Repeat, without any change, the entries presented below.

— START OF LISTED ENTRIES —

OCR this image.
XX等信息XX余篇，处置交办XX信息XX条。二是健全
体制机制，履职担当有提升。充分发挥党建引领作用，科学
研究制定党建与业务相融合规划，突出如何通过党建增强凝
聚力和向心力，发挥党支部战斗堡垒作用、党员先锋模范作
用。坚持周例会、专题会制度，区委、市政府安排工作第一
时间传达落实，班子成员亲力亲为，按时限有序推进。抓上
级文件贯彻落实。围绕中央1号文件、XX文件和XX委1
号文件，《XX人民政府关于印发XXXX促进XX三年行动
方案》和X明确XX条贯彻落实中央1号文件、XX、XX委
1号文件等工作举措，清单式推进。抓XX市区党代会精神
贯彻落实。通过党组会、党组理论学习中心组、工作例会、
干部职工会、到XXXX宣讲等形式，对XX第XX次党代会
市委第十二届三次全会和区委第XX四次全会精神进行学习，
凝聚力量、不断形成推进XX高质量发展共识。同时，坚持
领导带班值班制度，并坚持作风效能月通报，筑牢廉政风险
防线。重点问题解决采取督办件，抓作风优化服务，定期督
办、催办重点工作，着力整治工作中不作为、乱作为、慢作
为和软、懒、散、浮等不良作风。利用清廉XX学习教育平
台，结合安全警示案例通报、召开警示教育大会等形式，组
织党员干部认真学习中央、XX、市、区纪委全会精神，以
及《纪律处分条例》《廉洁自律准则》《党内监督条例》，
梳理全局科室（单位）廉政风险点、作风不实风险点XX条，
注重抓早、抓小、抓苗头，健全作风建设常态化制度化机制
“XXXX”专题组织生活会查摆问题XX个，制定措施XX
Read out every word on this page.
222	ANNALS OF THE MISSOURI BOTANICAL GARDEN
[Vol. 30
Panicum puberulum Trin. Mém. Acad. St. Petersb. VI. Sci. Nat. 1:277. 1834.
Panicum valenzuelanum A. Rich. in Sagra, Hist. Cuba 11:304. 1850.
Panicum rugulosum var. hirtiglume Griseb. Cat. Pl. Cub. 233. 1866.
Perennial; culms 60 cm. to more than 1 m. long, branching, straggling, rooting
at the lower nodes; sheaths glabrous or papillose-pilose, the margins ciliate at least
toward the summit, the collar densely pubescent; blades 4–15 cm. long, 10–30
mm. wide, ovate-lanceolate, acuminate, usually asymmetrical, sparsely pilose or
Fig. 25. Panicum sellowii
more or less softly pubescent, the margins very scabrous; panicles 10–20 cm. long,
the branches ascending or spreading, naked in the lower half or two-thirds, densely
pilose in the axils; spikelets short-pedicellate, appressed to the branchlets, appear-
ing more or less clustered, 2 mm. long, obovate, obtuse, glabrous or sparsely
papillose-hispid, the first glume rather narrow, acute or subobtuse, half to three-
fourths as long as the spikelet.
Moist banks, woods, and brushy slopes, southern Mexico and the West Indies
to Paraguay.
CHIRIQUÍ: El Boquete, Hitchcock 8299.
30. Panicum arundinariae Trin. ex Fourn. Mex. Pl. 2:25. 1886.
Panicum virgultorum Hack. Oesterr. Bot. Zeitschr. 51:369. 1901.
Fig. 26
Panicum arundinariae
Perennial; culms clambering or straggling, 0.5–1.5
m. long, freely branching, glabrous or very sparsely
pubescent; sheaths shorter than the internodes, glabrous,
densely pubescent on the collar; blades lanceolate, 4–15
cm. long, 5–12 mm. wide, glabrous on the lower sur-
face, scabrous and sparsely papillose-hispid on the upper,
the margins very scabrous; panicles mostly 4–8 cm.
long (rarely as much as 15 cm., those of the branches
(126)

— END OF LISTED ENTRIES —

• _SOLVED EXERCISE_
OCR this image.
XX等信息XX余篇，处置交办XX信息XX条。二是健全
体制机制，履职担当有提升。充分发挥党建引领作用，科学
研究制定党建与业务相融合规划，突出如何通过党建增强凝
聚力和向心力，发挥党支部战斗堡垒作用、党员先锋模范作
用。坚持周例会、专题会制度，区委、市政府安排工作第一
时间传达落实，班子成员亲力亲为，按时限有序推进。抓上
级文件贯彻落实。围绕中央1号文件、XX文件和XX委1
号文件，《XX人民政府关于印发XXXX促进XX三年行动
方案》和X明确XX条贯彻落实中央1号文件、XX、XX委
1号文件等工作举措，清单式推进。抓XX市区党代会精神
贯彻落实。通过党组会、党组理论学习中心组、工作例会、
干部职工会、到XXXX宣讲等形式，对XX第XX次党代会
市委第十二届三次全会和区委第XX四次全会精神进行学习，
凝聚力量、不断形成推进XX高质量发展共识。同时，坚持
领导带班值班制度，并坚持作风效能月通报，筑牢廉政风险
防线。重点问题解决采取督办件，抓作风优化服务，定期督
办、催办重点工作，着力整治工作中不作为、乱作为、慢作
为和软、懒、散、浮等不良作风。利用清廉XX学习教育平
台，结合安全警示案例通报、召开警示教育大会等形式，组
织党员干部认真学习中央、XX、市、区纪委全会精神，以
及《纪律处分条例》《廉洁自律准则》《党内监督条例》，
梳理全局科室（单位）廉政风险点、作风不实风险点XX条，
注重抓早、抓小、抓苗头，健全作风建设常态化制度化机制
“XXXX”专题组织生活会查摆问题XX个，制定措施XX
Read out every word on this page.
222	ANNALS OF THE MISSOURI BOTANICAL GARDEN
[Vol. 30
Panicum puberulum Trin. Mém. Acad. St. Petersb. VI. Sci. Nat. 1:277. 1834.
Panicum valenzuelanum A. Rich. in Sagra, Hist. Cuba 11:304. 1850.
Panicum rugulosum var. hirtiglume Griseb. Cat. Pl. Cub. 233. 1866.
Perennial; culms 60 cm. to more than 1 m. long, branching, straggling, rooting
at the lower nodes; sheaths glabrous or papillose-pilose, the margins ciliate at least
toward the summit, the collar densely pubescent; blades 4–15 cm. long, 10–30
mm. wide, ovate-lanceolate, acuminate, usually asymmetrical, sparsely pilose or
Fig. 25. Panicum sellowii
more or less softly pubescent, the margins very scabrous; panicles 10–20 cm. long,
the branches ascending or spreading, naked in the lower half or two-thirds, densely
pilose in the axils; spikelets short-pedicellate, appressed to the branchlets, appear-
ing more or less clustered, 2 mm. long, obovate, obtuse, glabrous or sparsely
papillose-hispid, the first glume rather narrow, acute or subobtuse, half to three-
fourths as long as the spikelet.
Moist banks, woods, and brushy slopes, southern Mexico and the West Indies
to Paraguay.
CHIRIQUÍ: El Boquete, Hitchcock 8299.
30. Panicum arundinariae Trin. ex Fourn. Mex. Pl. 2:25. 1886.
Panicum virgultorum Hack. Oesterr. Bot. Zeitschr. 51:369. 1901.
Fig. 26
Panicum arundinariae
Perennial; culms clambering or straggling, 0.5–1.5
m. long, freely branching, glabrous or very sparsely
pubescent; sheaths shorter than the internodes, glabrous,
densely pubescent on the collar; blades lanceolate, 4–15
cm. long, 5–12 mm. wide, glabrous on the lower sur-
face, scabrous and sparsely papillose-hispid on the upper,
the margins very scabrous; panicles mostly 4–8 cm.
long (rarely as much as 15 cm., those of the branches
(126)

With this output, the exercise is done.